— start of DATASET ENTRIES —
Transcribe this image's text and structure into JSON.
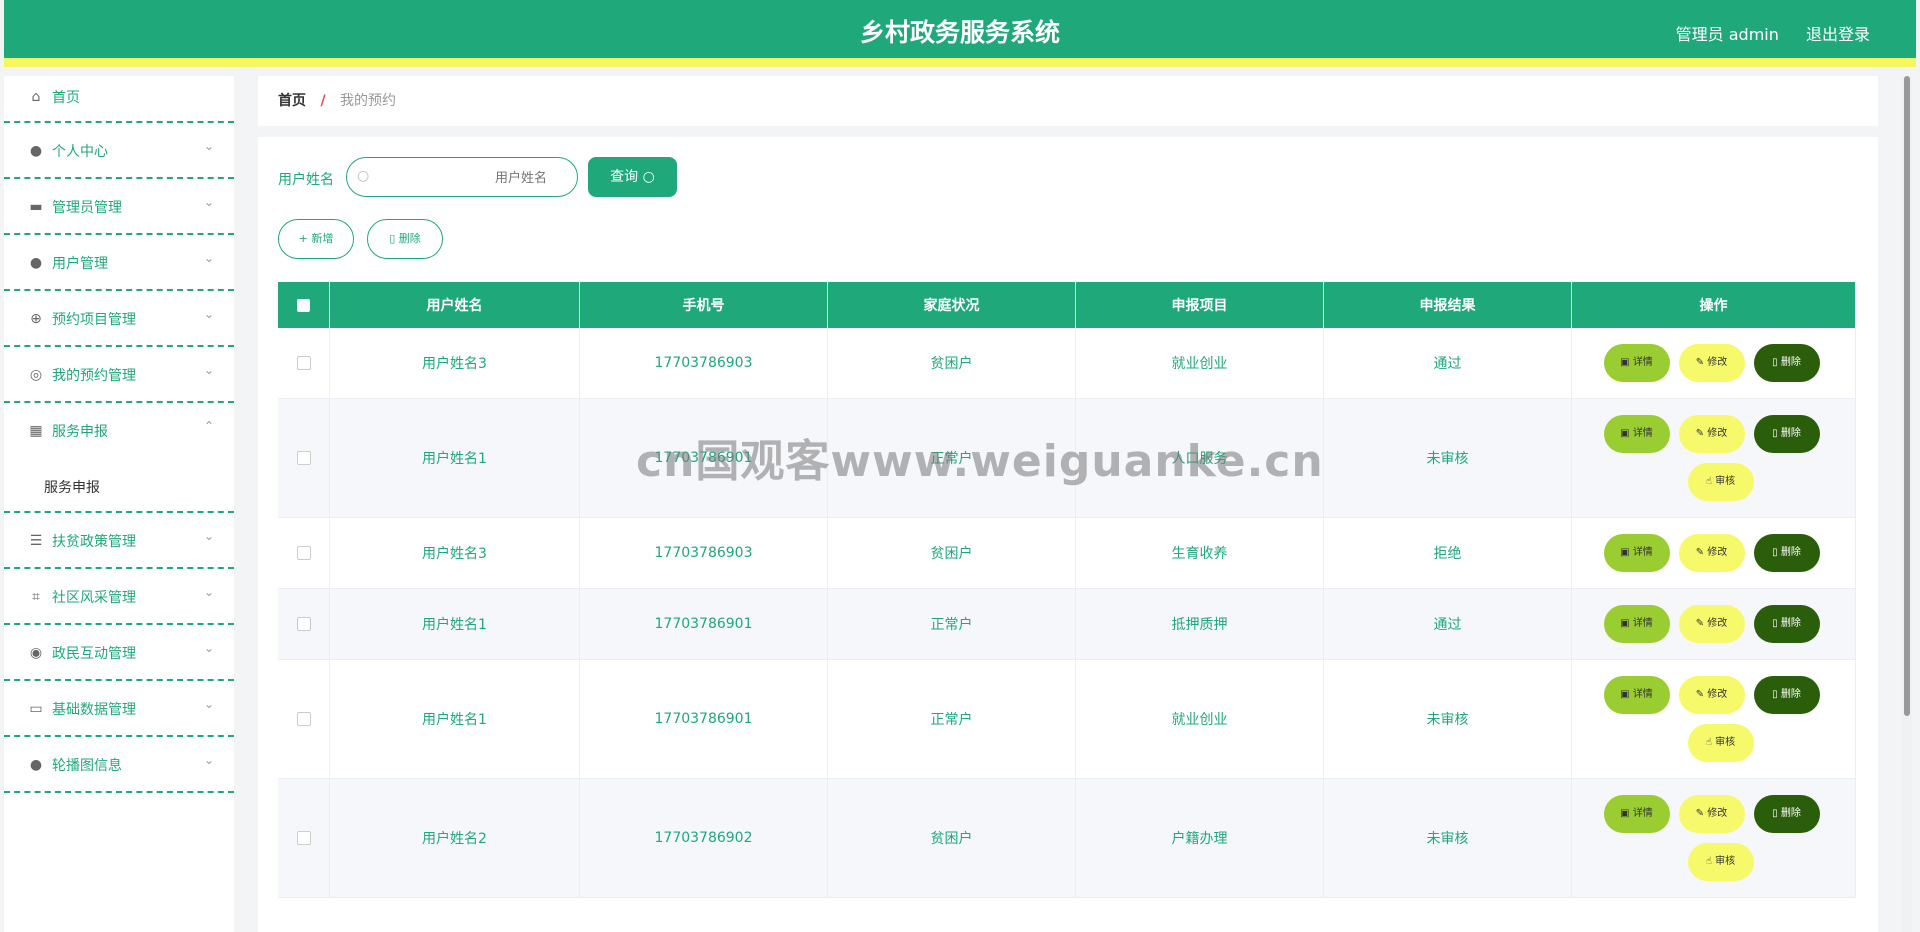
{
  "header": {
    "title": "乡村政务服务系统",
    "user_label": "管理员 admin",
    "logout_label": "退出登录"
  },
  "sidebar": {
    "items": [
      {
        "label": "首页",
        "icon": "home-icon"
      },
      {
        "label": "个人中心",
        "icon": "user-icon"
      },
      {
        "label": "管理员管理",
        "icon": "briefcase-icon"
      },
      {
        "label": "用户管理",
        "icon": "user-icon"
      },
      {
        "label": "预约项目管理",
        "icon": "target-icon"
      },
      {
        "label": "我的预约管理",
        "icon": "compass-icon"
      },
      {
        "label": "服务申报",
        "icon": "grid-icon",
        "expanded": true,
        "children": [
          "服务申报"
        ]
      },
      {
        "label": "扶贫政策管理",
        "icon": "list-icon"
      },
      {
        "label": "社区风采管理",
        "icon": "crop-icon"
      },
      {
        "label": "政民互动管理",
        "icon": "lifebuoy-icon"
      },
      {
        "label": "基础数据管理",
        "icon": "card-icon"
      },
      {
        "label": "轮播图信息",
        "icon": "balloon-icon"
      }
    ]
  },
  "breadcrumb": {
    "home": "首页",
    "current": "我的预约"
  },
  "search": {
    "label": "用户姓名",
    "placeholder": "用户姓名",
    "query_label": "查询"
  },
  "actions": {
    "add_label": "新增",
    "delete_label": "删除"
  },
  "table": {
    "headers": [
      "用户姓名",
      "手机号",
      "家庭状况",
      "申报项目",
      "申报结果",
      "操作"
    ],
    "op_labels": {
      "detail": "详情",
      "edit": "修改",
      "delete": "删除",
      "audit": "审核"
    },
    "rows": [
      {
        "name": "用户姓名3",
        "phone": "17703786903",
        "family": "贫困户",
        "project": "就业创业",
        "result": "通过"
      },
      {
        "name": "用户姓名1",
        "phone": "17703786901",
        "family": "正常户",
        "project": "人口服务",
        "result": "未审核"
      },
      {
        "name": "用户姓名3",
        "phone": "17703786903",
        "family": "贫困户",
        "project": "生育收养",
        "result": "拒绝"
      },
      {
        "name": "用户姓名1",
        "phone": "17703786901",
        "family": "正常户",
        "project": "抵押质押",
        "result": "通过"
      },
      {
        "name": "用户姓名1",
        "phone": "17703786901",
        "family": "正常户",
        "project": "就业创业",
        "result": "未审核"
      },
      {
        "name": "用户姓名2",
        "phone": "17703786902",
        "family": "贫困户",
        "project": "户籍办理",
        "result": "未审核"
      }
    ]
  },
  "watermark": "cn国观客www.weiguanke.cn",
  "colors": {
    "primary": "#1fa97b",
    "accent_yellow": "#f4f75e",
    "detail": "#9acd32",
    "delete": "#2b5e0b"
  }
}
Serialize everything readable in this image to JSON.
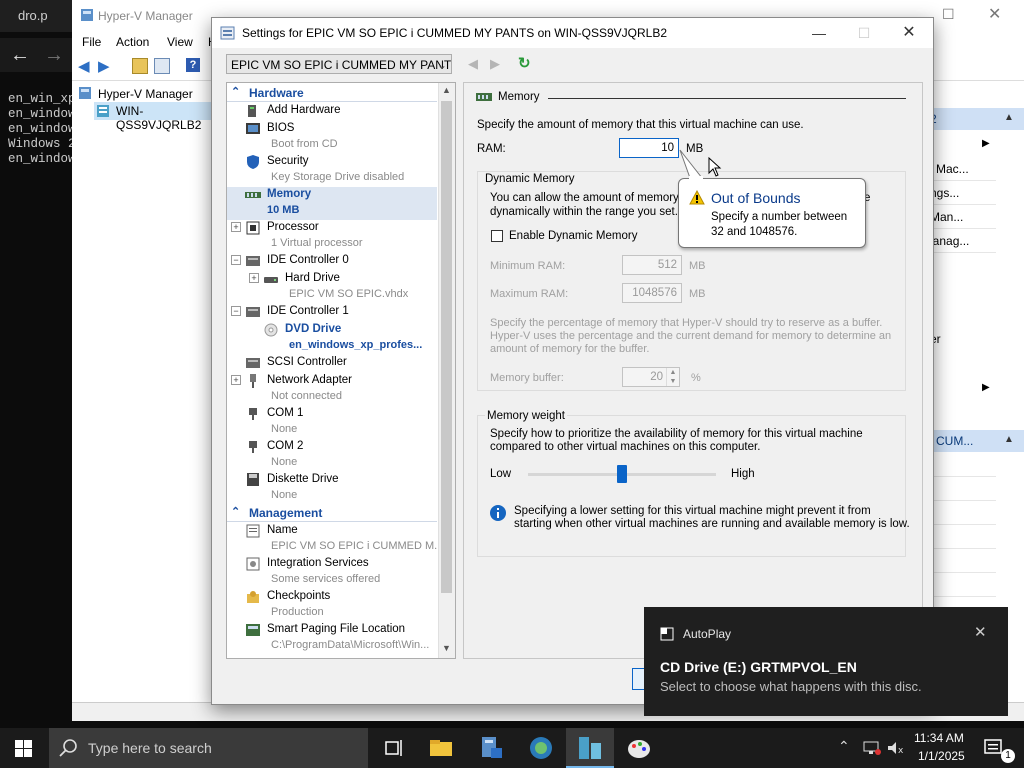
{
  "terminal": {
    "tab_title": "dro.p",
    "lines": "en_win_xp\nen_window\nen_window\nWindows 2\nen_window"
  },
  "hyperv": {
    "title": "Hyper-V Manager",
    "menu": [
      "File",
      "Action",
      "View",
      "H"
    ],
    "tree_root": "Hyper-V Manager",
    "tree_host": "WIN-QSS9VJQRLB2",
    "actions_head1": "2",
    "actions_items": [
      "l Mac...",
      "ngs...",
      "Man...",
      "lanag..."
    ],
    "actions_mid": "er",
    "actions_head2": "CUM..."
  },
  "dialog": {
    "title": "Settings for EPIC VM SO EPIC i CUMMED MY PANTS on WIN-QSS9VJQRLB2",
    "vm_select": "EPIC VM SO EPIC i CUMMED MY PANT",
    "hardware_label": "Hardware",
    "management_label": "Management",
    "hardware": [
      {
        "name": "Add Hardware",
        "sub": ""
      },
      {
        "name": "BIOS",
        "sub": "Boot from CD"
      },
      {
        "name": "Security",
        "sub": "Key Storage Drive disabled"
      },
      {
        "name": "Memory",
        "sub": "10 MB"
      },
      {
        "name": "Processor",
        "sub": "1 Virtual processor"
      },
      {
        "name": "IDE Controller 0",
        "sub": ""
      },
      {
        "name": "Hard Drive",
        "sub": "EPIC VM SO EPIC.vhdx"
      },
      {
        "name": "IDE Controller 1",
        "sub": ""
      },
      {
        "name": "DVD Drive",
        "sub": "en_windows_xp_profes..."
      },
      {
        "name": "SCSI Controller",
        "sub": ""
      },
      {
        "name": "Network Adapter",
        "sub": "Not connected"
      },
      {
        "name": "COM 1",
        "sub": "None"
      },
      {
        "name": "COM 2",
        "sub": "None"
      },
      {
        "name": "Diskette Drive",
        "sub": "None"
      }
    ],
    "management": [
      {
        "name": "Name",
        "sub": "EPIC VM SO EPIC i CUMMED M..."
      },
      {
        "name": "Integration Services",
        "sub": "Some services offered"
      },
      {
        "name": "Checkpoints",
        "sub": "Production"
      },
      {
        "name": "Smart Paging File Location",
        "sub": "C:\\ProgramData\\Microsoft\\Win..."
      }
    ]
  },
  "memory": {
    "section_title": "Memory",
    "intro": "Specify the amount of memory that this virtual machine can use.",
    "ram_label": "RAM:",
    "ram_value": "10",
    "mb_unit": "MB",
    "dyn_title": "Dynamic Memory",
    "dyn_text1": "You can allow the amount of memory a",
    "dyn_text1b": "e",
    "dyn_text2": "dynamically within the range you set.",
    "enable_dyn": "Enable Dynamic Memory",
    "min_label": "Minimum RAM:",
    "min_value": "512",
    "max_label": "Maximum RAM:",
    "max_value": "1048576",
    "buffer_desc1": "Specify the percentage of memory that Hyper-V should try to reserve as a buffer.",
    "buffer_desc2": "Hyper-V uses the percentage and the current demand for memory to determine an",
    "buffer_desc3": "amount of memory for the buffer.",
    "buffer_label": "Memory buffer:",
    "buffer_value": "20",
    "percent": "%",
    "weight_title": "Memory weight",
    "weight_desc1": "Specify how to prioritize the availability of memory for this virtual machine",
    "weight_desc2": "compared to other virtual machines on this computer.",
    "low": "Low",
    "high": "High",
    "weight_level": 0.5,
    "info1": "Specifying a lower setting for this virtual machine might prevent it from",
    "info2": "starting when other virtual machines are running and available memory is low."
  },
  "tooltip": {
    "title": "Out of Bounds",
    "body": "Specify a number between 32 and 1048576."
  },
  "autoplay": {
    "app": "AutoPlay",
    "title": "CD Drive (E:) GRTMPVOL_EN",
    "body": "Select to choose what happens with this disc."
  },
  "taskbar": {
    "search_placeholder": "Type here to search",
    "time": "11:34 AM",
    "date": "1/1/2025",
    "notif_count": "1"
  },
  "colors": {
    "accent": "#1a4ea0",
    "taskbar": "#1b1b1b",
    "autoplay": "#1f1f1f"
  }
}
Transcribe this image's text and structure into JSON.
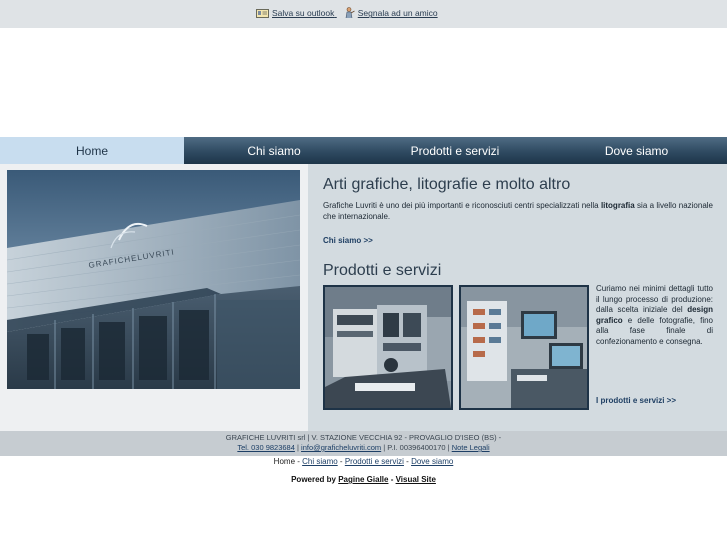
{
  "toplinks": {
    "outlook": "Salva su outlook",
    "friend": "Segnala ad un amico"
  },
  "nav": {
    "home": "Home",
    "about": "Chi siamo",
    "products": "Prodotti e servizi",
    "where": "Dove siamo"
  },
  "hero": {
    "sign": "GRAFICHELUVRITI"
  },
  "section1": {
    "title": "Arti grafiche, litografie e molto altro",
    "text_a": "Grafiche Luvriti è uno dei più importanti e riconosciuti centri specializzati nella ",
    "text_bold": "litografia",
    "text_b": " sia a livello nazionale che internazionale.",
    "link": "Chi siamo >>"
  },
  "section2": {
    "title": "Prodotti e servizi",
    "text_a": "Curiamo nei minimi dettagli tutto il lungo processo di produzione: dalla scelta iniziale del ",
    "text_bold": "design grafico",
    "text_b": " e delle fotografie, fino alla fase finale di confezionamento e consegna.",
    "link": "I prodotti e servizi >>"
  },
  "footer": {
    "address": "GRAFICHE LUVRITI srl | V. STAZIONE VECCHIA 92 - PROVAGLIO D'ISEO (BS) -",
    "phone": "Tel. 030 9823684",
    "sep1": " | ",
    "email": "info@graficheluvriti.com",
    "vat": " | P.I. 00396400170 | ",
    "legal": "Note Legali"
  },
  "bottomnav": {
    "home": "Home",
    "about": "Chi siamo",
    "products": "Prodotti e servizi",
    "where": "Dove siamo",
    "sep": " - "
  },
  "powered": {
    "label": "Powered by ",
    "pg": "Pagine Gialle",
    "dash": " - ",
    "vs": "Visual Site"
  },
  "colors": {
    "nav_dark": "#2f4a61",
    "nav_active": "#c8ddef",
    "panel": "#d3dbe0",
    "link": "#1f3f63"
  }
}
— end of DATASET ENTRIES —
CHALLENGE: Above are the records; copy every line in them that holds the word "percentage".

TASK OUTPUT:
    "buffer_desc1": "Specify the percentage of memory that Hyper-V should try to reserve as a buffer.",
    "buffer_desc2": "Hyper-V uses the percentage and the current demand for memory to determine an",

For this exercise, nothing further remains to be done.